### Goal:
Pull each line containing "Luftfeuchte" out of the data and copy it.

### Supplied material:
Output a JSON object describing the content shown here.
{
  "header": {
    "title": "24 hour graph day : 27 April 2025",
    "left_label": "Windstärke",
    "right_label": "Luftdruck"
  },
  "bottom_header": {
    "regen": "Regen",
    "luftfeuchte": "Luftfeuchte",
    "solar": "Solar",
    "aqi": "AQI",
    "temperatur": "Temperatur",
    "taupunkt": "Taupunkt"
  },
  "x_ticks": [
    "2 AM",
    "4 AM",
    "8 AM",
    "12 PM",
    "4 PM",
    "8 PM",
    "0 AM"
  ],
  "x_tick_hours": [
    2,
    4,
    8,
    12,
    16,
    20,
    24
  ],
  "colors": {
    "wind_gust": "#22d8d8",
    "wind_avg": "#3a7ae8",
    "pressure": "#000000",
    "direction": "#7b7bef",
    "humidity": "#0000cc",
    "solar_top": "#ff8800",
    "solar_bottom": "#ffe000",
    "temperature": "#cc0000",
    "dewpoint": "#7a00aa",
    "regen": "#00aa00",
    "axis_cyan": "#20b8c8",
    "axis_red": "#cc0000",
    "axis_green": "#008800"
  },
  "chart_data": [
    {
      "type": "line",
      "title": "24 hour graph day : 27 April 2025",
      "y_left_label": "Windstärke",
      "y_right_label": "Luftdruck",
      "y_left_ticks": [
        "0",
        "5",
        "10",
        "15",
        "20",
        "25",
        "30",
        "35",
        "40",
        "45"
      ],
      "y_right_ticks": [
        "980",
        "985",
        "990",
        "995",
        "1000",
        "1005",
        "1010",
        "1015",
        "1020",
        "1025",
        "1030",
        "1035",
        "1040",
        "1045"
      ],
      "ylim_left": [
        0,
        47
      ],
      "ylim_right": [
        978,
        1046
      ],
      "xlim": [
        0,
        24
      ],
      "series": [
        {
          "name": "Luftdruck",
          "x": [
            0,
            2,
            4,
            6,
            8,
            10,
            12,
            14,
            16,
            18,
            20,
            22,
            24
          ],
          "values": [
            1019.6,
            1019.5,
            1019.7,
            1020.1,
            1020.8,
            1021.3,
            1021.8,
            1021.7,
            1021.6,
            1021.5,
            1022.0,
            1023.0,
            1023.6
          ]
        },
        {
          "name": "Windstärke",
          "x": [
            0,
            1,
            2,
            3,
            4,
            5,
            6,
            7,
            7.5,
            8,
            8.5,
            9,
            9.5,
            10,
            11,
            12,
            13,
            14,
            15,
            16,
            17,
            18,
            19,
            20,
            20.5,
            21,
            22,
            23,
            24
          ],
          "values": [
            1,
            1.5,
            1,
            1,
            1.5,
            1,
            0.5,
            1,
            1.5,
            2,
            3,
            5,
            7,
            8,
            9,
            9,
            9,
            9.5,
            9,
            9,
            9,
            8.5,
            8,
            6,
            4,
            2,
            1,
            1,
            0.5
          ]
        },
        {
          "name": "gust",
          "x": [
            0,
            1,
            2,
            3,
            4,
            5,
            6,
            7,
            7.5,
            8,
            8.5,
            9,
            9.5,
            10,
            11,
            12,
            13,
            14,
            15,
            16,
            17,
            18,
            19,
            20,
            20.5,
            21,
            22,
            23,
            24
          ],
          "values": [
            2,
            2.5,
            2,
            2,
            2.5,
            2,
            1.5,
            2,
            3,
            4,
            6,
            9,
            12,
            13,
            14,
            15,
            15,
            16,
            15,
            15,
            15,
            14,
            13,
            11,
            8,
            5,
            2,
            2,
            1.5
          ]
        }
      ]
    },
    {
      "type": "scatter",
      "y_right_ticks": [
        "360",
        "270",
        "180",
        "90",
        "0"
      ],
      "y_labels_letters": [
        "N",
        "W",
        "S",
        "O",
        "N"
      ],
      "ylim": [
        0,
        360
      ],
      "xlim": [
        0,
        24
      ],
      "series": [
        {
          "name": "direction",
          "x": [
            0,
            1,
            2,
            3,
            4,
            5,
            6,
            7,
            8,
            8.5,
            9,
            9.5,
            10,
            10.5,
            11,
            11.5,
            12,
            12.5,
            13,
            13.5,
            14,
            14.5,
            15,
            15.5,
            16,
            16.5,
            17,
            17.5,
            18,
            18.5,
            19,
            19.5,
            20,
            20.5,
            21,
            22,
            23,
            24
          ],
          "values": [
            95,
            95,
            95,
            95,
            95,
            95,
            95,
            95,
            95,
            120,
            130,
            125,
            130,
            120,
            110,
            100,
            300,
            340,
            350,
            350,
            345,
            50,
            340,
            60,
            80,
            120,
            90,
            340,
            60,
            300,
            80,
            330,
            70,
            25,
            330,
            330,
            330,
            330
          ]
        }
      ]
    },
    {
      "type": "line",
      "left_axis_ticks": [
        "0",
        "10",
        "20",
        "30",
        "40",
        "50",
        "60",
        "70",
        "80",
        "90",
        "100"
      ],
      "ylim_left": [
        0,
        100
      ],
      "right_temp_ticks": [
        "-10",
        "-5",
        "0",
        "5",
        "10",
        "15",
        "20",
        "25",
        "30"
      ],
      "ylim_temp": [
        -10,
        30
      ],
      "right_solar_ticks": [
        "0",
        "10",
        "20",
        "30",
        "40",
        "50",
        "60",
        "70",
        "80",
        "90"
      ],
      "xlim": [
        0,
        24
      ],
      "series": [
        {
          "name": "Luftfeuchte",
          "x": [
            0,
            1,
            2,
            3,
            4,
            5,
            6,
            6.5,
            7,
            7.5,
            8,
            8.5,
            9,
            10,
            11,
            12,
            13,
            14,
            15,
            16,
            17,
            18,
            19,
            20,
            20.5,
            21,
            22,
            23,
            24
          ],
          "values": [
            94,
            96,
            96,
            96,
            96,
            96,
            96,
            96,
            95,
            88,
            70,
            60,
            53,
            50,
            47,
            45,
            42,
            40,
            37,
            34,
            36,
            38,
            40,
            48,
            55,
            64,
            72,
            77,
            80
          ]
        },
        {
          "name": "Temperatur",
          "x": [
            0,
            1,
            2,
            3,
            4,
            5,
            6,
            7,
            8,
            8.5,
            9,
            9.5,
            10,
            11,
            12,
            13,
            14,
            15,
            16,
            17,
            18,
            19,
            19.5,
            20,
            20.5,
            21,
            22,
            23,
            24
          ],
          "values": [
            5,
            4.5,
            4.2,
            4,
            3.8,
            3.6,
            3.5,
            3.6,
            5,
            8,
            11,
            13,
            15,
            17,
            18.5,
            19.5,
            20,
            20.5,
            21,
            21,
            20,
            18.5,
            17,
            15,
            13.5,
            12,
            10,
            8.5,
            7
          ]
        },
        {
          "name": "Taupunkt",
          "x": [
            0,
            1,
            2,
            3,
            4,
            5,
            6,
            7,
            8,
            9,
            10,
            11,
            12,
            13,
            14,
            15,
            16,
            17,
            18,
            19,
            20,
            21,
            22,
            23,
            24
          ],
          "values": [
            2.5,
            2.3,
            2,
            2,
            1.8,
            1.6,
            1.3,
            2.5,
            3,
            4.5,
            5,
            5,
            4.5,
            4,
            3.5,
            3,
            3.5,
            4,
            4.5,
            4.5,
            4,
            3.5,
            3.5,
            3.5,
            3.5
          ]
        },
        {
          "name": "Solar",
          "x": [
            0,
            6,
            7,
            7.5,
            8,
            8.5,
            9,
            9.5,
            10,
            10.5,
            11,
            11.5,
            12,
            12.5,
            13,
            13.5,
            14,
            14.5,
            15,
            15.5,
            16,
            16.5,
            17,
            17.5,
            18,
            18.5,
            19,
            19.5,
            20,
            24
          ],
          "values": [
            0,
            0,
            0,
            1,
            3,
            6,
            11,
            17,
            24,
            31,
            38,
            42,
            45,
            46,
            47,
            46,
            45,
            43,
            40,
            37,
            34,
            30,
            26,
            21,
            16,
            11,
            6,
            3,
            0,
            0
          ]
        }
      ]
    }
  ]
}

### Result below:
    "luftfeuchte": "Luftfeuchte",
          "name": "Luftfeuchte",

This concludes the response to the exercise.